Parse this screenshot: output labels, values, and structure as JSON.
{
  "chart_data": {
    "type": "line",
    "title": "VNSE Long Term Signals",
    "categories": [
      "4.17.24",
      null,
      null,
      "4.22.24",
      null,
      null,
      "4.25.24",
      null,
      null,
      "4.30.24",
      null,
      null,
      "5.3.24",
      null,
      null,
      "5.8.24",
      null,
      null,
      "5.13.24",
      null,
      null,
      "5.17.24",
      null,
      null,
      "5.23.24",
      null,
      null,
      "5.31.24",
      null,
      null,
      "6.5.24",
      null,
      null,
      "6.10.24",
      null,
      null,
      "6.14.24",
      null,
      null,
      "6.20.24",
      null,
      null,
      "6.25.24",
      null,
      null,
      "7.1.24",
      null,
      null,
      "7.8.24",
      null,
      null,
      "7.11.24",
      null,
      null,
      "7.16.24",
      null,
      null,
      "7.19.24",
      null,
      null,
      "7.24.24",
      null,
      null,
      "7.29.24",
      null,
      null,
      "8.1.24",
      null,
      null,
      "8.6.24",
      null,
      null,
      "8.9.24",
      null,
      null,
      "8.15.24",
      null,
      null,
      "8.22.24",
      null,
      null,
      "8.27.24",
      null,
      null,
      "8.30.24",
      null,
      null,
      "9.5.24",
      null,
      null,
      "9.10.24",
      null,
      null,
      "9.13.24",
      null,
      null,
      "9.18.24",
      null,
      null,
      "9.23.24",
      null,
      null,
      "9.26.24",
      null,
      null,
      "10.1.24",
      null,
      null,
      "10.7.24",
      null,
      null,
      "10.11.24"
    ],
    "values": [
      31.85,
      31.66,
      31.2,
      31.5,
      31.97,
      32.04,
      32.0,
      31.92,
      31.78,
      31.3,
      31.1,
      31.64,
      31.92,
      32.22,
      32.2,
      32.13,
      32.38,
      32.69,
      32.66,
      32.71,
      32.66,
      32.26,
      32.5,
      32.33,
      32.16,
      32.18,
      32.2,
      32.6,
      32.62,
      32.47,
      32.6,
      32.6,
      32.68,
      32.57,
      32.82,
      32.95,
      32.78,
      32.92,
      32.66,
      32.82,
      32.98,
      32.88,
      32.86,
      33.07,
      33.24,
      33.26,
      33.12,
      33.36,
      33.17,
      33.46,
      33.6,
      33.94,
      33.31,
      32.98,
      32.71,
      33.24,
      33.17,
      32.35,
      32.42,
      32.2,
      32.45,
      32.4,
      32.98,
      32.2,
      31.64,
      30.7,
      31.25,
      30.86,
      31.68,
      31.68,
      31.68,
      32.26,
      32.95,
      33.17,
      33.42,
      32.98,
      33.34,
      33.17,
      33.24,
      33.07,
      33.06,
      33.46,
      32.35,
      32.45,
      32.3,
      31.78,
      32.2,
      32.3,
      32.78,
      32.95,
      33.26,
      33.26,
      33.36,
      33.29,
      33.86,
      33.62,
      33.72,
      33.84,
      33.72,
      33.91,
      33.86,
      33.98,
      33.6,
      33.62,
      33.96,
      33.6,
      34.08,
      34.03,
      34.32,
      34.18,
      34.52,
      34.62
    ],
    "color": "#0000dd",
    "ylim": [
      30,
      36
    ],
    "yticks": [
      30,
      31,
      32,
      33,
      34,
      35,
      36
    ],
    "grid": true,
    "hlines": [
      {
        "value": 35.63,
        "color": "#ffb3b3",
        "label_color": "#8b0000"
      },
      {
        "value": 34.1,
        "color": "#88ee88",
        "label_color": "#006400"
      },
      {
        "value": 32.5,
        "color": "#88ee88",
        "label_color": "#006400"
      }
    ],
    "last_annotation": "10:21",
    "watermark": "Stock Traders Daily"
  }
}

- - - -

» **THE EXERCISE**: Find and count the lines of the data that include the string "values", and report that figure by itself.

» **EXPECTED ANSWER**: 2